TEXT FOR ANALYSIS:

______

NEW YORK - Many medications can be used safely by women who are breastfeeding and the benefits of breastfeeding outweigh most harms related to babies' exposure, a panel of pediatricians said today.

In a clinical report, the American Academy of Pediatrics (AAP) Committee on Drugs said mothers may be "inappropriately advised" to stop breastfeeding or to stop taking their medications, for fear the drugs will be passed through breast milk and harm infants.

"Sometimes people are told that, because physicians may be worried about the risks the drug may pose ... and aren't necessarily thinking about the potential benefit of breastfeeding," Dr. Hari Cheryl Sachs, the lead author on the report, said.

That benefit includes a lower risk of ear infections, asthma and sudden infant death syndrome, according to the U.S. Department of Health and Human Services.

Sachs said properties of the drug itself, whether it's being used on a long- or short-term basis and the age and health of the infant all affect how safe it is to use medication while breastfeeding.

______

TASK SET:
1. In the article on breastfeeding and medications, rewrite the paragraph beginning "In a clinical report" as one shorter sentence that keeps its main facts.
2. Please translate this sentence from the article on breastfeeding and medications into Spanish: "That benefit includes a lower risk of ear infections, asthma and sudden infant death syndrome, according to the U.S. Department of Health and Human Services."
3. Carry on the article on breastfeeding and medications from its last sentence.

______

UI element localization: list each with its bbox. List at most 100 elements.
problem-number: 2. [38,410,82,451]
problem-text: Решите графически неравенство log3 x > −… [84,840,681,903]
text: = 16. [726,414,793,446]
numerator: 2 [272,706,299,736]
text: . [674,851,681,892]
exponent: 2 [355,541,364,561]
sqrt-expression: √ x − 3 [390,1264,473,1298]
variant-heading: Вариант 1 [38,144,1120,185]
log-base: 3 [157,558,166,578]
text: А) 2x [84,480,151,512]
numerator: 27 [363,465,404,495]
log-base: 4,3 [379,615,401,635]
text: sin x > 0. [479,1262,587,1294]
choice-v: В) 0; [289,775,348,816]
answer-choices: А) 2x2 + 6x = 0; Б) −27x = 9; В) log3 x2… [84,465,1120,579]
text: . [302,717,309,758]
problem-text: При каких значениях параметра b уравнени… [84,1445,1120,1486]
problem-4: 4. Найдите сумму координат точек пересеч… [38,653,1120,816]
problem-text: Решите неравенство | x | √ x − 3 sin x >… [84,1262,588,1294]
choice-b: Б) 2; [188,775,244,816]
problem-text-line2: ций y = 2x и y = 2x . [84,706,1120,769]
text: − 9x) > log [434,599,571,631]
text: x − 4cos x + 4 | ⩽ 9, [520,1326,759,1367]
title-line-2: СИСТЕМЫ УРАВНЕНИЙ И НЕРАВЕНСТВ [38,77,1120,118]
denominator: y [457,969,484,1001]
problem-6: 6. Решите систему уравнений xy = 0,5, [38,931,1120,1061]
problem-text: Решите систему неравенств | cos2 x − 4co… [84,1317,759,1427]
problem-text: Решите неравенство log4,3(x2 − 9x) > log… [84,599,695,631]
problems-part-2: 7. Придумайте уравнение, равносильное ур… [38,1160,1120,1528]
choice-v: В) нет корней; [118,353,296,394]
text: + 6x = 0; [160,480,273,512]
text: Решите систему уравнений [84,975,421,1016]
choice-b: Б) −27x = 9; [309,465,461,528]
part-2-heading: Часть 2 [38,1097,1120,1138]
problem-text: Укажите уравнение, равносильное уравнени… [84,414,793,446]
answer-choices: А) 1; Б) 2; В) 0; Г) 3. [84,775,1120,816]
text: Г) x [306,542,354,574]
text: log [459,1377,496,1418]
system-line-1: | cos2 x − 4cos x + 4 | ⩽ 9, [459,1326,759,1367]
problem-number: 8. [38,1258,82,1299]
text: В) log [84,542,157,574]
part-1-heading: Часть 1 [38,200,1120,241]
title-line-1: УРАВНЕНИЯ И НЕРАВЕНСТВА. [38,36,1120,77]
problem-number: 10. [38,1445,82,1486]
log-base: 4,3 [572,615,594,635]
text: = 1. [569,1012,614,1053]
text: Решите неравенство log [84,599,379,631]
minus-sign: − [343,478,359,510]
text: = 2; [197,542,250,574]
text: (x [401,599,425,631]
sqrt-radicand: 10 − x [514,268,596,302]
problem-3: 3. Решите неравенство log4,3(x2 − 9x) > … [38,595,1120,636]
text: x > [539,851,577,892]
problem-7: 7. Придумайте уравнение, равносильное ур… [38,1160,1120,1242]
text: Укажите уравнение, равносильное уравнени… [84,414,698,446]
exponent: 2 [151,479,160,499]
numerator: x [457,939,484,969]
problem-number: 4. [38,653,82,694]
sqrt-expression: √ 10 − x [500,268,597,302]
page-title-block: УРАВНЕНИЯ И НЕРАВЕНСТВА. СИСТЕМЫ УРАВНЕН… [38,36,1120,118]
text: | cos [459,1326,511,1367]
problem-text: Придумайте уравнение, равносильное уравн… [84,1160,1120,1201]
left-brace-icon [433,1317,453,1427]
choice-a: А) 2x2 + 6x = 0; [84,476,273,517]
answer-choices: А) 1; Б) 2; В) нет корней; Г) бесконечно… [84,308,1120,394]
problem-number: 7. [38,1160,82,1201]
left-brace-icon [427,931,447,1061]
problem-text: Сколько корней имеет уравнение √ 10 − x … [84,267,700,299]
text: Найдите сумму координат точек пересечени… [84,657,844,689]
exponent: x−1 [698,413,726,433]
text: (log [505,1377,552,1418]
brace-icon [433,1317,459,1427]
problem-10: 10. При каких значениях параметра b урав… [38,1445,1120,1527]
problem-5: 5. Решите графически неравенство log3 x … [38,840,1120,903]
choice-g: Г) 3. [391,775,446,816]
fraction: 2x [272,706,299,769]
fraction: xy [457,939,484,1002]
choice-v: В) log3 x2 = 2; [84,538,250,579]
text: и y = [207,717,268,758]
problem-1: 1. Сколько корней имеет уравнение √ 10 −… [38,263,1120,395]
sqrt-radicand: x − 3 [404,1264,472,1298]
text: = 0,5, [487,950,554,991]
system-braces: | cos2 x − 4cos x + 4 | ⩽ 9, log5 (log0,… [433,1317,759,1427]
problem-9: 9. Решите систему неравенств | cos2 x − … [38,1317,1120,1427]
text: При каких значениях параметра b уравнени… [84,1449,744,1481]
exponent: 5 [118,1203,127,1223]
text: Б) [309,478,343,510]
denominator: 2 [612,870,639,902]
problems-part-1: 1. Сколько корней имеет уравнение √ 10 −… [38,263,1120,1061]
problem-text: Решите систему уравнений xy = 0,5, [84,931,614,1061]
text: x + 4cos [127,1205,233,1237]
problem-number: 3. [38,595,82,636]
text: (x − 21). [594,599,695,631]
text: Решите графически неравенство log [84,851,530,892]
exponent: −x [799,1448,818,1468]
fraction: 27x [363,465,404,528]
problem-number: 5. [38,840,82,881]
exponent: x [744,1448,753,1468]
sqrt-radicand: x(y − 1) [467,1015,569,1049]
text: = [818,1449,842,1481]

______

ANSWERS TO EACH TASK:
1. The AAP Committee on Drugs said in a clinical report that mothers may be wrongly told to stop breastfeeding or stop their medications out of fear that the drugs will pass into breast milk and harm infants.

2. Ese beneficio incluye un menor riesgo de infecciones de oído, asma y síndrome de muerte súbita del lactante, según el Departamento de Salud y Servicios Humanos de los EE. UU.

3.
"It's hard to make a blanket recommendation on what drugs are fine for the mother, because it's going to depend on multiple factors," Sachs, from the Pediatric and Maternal Health Team in the Food and Drug Administration's Center for Drug Evaluation and Research, told Reuters Health.

"It's always a risk-benefit decision."

She and her colleagues on the AAP committee said women seeking information on specific medicines should talk with their doctors and visit the National Institutes of Health-run website, LactMed.

That site includes the most up-to-date scientific knowledge on how much of a given drug is passed to an infant during breastfeeding, its effects on babies and possible alternatives to consider.

In its report, published Monday in Pediatrics, the committee focused on a few classes of drugs, including antidepressants, narcotics and smoking cessation aids.

Limited information is available on the long-term effects of antidepressants on babies, it wrote, and because the drugs take a long time to break down, levels could build up in infants' bodies.

"Caution is advised" for certain powerful painkillers such as codeine and hydrocodone - but others including morphine are considered safer when used at the lowest possible dose and for the shortest possible time, pediatricians said.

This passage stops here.